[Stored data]
---------------
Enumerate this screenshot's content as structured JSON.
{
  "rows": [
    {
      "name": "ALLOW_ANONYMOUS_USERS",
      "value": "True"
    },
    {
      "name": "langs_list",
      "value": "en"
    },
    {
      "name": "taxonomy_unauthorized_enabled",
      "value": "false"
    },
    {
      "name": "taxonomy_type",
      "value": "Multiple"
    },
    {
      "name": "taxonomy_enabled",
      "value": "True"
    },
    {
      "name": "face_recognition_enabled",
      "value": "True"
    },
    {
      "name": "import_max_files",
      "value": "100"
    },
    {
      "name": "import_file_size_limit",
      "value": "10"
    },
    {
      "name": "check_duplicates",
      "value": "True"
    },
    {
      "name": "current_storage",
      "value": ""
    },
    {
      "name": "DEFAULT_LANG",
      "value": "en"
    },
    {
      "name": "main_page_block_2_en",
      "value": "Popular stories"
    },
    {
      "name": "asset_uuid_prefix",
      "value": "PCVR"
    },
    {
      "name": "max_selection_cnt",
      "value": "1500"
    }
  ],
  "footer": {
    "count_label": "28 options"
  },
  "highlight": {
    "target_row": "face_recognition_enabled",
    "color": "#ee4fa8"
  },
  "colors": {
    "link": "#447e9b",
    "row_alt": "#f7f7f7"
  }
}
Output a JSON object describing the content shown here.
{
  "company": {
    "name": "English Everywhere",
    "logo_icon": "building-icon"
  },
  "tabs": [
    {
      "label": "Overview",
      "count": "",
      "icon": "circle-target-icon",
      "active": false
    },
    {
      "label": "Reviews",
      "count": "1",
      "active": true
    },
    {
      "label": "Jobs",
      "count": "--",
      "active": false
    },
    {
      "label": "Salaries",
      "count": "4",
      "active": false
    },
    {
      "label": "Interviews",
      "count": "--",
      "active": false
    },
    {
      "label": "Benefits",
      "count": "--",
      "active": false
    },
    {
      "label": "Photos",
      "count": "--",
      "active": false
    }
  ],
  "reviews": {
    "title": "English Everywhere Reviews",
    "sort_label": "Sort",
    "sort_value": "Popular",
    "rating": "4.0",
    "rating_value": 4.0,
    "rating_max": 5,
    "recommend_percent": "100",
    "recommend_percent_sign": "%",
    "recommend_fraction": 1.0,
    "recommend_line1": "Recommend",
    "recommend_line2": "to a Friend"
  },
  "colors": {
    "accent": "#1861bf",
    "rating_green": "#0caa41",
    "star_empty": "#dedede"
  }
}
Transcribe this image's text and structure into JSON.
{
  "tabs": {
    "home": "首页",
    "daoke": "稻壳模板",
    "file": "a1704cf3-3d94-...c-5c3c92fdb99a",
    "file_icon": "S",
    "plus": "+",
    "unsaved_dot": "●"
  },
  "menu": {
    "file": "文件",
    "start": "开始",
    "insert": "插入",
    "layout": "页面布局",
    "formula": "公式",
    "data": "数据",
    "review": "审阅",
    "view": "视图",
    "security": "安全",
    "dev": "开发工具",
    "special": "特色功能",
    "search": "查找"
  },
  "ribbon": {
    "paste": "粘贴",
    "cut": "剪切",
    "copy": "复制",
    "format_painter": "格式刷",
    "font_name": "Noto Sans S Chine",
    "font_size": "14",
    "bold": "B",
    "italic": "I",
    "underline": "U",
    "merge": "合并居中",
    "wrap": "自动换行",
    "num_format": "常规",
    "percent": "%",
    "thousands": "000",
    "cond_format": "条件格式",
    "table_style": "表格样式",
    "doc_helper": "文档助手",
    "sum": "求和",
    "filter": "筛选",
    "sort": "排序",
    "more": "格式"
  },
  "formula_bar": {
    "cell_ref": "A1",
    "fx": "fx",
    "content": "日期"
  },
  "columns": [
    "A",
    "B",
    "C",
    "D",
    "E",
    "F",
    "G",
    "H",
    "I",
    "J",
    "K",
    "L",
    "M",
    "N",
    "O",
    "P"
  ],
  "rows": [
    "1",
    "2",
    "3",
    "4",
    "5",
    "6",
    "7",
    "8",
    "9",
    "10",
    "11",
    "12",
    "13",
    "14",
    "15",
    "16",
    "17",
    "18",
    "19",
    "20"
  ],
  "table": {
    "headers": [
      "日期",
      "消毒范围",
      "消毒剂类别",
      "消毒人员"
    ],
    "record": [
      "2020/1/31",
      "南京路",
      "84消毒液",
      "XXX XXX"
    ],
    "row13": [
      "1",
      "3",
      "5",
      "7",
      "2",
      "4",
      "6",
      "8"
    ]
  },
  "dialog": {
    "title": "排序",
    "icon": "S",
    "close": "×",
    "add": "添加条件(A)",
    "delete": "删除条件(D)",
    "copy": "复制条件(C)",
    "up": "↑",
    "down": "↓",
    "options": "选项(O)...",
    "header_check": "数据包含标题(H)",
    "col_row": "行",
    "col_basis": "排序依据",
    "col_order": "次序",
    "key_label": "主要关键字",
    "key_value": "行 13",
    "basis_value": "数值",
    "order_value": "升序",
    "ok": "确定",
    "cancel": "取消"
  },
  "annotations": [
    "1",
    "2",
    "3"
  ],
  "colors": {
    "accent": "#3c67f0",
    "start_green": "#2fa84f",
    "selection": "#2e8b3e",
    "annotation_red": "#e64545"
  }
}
---------------
Write out all the records above again, exactly as they stand.

Enumerate this screenshot's content as structured JSON.
{
  "rows": [
    {
      "name": "ALLOW_ANONYMOUS_USERS",
      "value": "True"
    },
    {
      "name": "langs_list",
      "value": "en"
    },
    {
      "name": "taxonomy_unauthorized_enabled",
      "value": "false"
    },
    {
      "name": "taxonomy_type",
      "value": "Multiple"
    },
    {
      "name": "taxonomy_enabled",
      "value": "True"
    },
    {
      "name": "face_recognition_enabled",
      "value": "True"
    },
    {
      "name": "import_max_files",
      "value": "100"
    },
    {
      "name": "import_file_size_limit",
      "value": "10"
    },
    {
      "name": "check_duplicates",
      "value": "True"
    },
    {
      "name": "current_storage",
      "value": ""
    },
    {
      "name": "DEFAULT_LANG",
      "value": "en"
    },
    {
      "name": "main_page_block_2_en",
      "value": "Popular stories"
    },
    {
      "name": "asset_uuid_prefix",
      "value": "PCVR"
    },
    {
      "name": "max_selection_cnt",
      "value": "1500"
    }
  ],
  "footer": {
    "count_label": "28 options"
  },
  "highlight": {
    "target_row": "face_recognition_enabled",
    "color": "#ee4fa8"
  },
  "colors": {
    "link": "#447e9b",
    "row_alt": "#f7f7f7"
  }
}
Output a JSON object describing the content shown here.
{
  "company": {
    "name": "English Everywhere",
    "logo_icon": "building-icon"
  },
  "tabs": [
    {
      "label": "Overview",
      "count": "",
      "icon": "circle-target-icon",
      "active": false
    },
    {
      "label": "Reviews",
      "count": "1",
      "active": true
    },
    {
      "label": "Jobs",
      "count": "--",
      "active": false
    },
    {
      "label": "Salaries",
      "count": "4",
      "active": false
    },
    {
      "label": "Interviews",
      "count": "--",
      "active": false
    },
    {
      "label": "Benefits",
      "count": "--",
      "active": false
    },
    {
      "label": "Photos",
      "count": "--",
      "active": false
    }
  ],
  "reviews": {
    "title": "English Everywhere Reviews",
    "sort_label": "Sort",
    "sort_value": "Popular",
    "rating": "4.0",
    "rating_value": 4.0,
    "rating_max": 5,
    "recommend_percent": "100",
    "recommend_percent_sign": "%",
    "recommend_fraction": 1.0,
    "recommend_line1": "Recommend",
    "recommend_line2": "to a Friend"
  },
  "colors": {
    "accent": "#1861bf",
    "rating_green": "#0caa41",
    "star_empty": "#dedede"
  }
}
Transcribe this image's text and structure into JSON.
{
  "tabs": {
    "home": "首页",
    "daoke": "稻壳模板",
    "file": "a1704cf3-3d94-...c-5c3c92fdb99a",
    "file_icon": "S",
    "plus": "+",
    "unsaved_dot": "●"
  },
  "menu": {
    "file": "文件",
    "start": "开始",
    "insert": "插入",
    "layout": "页面布局",
    "formula": "公式",
    "data": "数据",
    "review": "审阅",
    "view": "视图",
    "security": "安全",
    "dev": "开发工具",
    "special": "特色功能",
    "search": "查找"
  },
  "ribbon": {
    "paste": "粘贴",
    "cut": "剪切",
    "copy": "复制",
    "format_painter": "格式刷",
    "font_name": "Noto Sans S Chine",
    "font_size": "14",
    "bold": "B",
    "italic": "I",
    "underline": "U",
    "merge": "合并居中",
    "wrap": "自动换行",
    "num_format": "常规",
    "percent": "%",
    "thousands": "000",
    "cond_format": "条件格式",
    "table_style": "表格样式",
    "doc_helper": "文档助手",
    "sum": "求和",
    "filter": "筛选",
    "sort": "排序",
    "more": "格式"
  },
  "formula_bar": {
    "cell_ref": "A1",
    "fx": "fx",
    "content": "日期"
  },
  "columns": [
    "A",
    "B",
    "C",
    "D",
    "E",
    "F",
    "G",
    "H",
    "I",
    "J",
    "K",
    "L",
    "M",
    "N",
    "O",
    "P"
  ],
  "rows": [
    "1",
    "2",
    "3",
    "4",
    "5",
    "6",
    "7",
    "8",
    "9",
    "10",
    "11",
    "12",
    "13",
    "14",
    "15",
    "16",
    "17",
    "18",
    "19",
    "20"
  ],
  "table": {
    "headers": [
      "日期",
      "消毒范围",
      "消毒剂类别",
      "消毒人员"
    ],
    "record": [
      "2020/1/31",
      "南京路",
      "84消毒液",
      "XXX XXX"
    ],
    "row13": [
      "1",
      "3",
      "5",
      "7",
      "2",
      "4",
      "6",
      "8"
    ]
  },
  "dialog": {
    "title": "排序",
    "icon": "S",
    "close": "×",
    "add": "添加条件(A)",
    "delete": "删除条件(D)",
    "copy": "复制条件(C)",
    "up": "↑",
    "down": "↓",
    "options": "选项(O)...",
    "header_check": "数据包含标题(H)",
    "col_row": "行",
    "col_basis": "排序依据",
    "col_order": "次序",
    "key_label": "主要关键字",
    "key_value": "行 13",
    "basis_value": "数值",
    "order_value": "升序",
    "ok": "确定",
    "cancel": "取消"
  },
  "annotations": [
    "1",
    "2",
    "3"
  ],
  "colors": {
    "accent": "#3c67f0",
    "start_green": "#2fa84f",
    "selection": "#2e8b3e",
    "annotation_red": "#e64545"
  }
}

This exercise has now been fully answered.